Reproduce every entry exactly.
* BEGIN *
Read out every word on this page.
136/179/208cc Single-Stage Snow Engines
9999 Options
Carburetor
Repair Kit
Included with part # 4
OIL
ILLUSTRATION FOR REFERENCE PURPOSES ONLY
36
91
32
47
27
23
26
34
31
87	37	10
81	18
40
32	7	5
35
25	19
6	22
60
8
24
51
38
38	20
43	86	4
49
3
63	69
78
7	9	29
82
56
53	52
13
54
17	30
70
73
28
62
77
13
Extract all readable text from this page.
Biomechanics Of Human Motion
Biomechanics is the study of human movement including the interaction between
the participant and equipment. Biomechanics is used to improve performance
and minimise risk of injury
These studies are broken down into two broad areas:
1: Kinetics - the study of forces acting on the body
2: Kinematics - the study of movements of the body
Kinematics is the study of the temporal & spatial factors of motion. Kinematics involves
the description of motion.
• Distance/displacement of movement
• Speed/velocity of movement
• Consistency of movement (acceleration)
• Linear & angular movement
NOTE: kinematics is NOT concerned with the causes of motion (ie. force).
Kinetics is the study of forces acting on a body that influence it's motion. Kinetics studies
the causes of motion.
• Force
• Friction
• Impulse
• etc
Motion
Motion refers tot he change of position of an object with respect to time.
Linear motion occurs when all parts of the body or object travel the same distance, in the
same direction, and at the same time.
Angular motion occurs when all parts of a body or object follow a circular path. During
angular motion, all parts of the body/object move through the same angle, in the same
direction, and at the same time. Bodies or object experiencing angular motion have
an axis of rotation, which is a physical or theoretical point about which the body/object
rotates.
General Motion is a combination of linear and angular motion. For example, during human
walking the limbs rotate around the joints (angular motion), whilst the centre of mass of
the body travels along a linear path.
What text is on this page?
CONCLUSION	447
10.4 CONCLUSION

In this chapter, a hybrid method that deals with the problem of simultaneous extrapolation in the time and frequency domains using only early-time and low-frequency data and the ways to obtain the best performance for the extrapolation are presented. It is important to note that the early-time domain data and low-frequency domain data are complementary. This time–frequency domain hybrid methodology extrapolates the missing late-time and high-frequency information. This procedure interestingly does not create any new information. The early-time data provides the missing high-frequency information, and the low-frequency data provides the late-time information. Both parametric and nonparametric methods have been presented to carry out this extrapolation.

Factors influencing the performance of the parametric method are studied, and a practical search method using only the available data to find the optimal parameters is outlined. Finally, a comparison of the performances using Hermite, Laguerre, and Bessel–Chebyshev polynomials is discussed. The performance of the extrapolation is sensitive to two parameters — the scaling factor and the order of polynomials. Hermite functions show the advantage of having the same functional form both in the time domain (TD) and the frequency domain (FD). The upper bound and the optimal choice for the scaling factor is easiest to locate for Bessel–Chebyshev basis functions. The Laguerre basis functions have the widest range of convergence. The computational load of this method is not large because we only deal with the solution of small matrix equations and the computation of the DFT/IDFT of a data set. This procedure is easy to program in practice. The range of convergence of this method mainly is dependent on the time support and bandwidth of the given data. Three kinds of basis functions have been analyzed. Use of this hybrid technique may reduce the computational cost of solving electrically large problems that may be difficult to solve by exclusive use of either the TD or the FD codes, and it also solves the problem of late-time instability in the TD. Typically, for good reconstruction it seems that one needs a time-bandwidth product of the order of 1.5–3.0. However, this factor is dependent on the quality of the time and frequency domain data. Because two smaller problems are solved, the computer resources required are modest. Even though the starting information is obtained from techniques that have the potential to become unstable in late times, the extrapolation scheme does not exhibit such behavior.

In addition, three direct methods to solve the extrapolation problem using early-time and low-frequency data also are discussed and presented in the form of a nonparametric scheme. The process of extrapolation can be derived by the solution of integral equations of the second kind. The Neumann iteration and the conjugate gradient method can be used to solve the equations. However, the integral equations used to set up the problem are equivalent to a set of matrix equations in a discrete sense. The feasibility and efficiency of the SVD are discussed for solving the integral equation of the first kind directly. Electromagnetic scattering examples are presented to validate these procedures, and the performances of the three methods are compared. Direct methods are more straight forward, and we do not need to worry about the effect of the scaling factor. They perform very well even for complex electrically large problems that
* END *
▶ Response to this exercise:
Read out every word on this page.
136/179/208cc Single-Stage Snow Engines
9999 Options
Carburetor
Repair Kit
Included with part # 4
OIL
ILLUSTRATION FOR REFERENCE PURPOSES ONLY
36
91
32
47
27
23
26
34
31
87	37	10
81	18
40
32	7	5
35
25	19
6	22
60
8
24
51
38
38	20
43	86	4
49
3
63	69
78
7	9	29
82
56
53	52
13
54
17	30
70
73
28
62
77
13
Extract all readable text from this page.
Biomechanics Of Human Motion
Biomechanics is the study of human movement including the interaction between
the participant and equipment. Biomechanics is used to improve performance
and minimise risk of injury
These studies are broken down into two broad areas:
1: Kinetics - the study of forces acting on the body
2: Kinematics - the study of movements of the body
Kinematics is the study of the temporal & spatial factors of motion. Kinematics involves
the description of motion.
• Distance/displacement of movement
• Speed/velocity of movement
• Consistency of movement (acceleration)
• Linear & angular movement
NOTE: kinematics is NOT concerned with the causes of motion (ie. force).
Kinetics is the study of forces acting on a body that influence it's motion. Kinetics studies
the causes of motion.
• Force
• Friction
• Impulse
• etc
Motion
Motion refers tot he change of position of an object with respect to time.
Linear motion occurs when all parts of the body or object travel the same distance, in the
same direction, and at the same time.
Angular motion occurs when all parts of a body or object follow a circular path. During
angular motion, all parts of the body/object move through the same angle, in the same
direction, and at the same time. Bodies or object experiencing angular motion have
an axis of rotation, which is a physical or theoretical point about which the body/object
rotates.
General Motion is a combination of linear and angular motion. For example, during human
walking the limbs rotate around the joints (angular motion), whilst the centre of mass of
the body travels along a linear path.
What text is on this page?
CONCLUSION	447
10.4 CONCLUSION

In this chapter, a hybrid method that deals with the problem of simultaneous extrapolation in the time and frequency domains using only early-time and low-frequency data and the ways to obtain the best performance for the extrapolation are presented. It is important to note that the early-time domain data and low-frequency domain data are complementary. This time–frequency domain hybrid methodology extrapolates the missing late-time and high-frequency information. This procedure interestingly does not create any new information. The early-time data provides the missing high-frequency information, and the low-frequency data provides the late-time information. Both parametric and nonparametric methods have been presented to carry out this extrapolation.

Factors influencing the performance of the parametric method are studied, and a practical search method using only the available data to find the optimal parameters is outlined. Finally, a comparison of the performances using Hermite, Laguerre, and Bessel–Chebyshev polynomials is discussed. The performance of the extrapolation is sensitive to two parameters — the scaling factor and the order of polynomials. Hermite functions show the advantage of having the same functional form both in the time domain (TD) and the frequency domain (FD). The upper bound and the optimal choice for the scaling factor is easiest to locate for Bessel–Chebyshev basis functions. The Laguerre basis functions have the widest range of convergence. The computational load of this method is not large because we only deal with the solution of small matrix equations and the computation of the DFT/IDFT of a data set. This procedure is easy to program in practice. The range of convergence of this method mainly is dependent on the time support and bandwidth of the given data. Three kinds of basis functions have been analyzed. Use of this hybrid technique may reduce the computational cost of solving electrically large problems that may be difficult to solve by exclusive use of either the TD or the FD codes, and it also solves the problem of late-time instability in the TD. Typically, for good reconstruction it seems that one needs a time-bandwidth product of the order of 1.5–3.0. However, this factor is dependent on the quality of the time and frequency domain data. Because two smaller problems are solved, the computer resources required are modest. Even though the starting information is obtained from techniques that have the potential to become unstable in late times, the extrapolation scheme does not exhibit such behavior.

In addition, three direct methods to solve the extrapolation problem using early-time and low-frequency data also are discussed and presented in the form of a nonparametric scheme. The process of extrapolation can be derived by the solution of integral equations of the second kind. The Neumann iteration and the conjugate gradient method can be used to solve the equations. However, the integral equations used to set up the problem are equivalent to a set of matrix equations in a discrete sense. The feasibility and efficiency of the SVD are discussed for solving the integral equation of the first kind directly. Electromagnetic scattering examples are presented to validate these procedures, and the performances of the three methods are compared. Direct methods are more straight forward, and we do not need to worry about the effect of the scaling factor. They perform very well even for complex electrically large problems that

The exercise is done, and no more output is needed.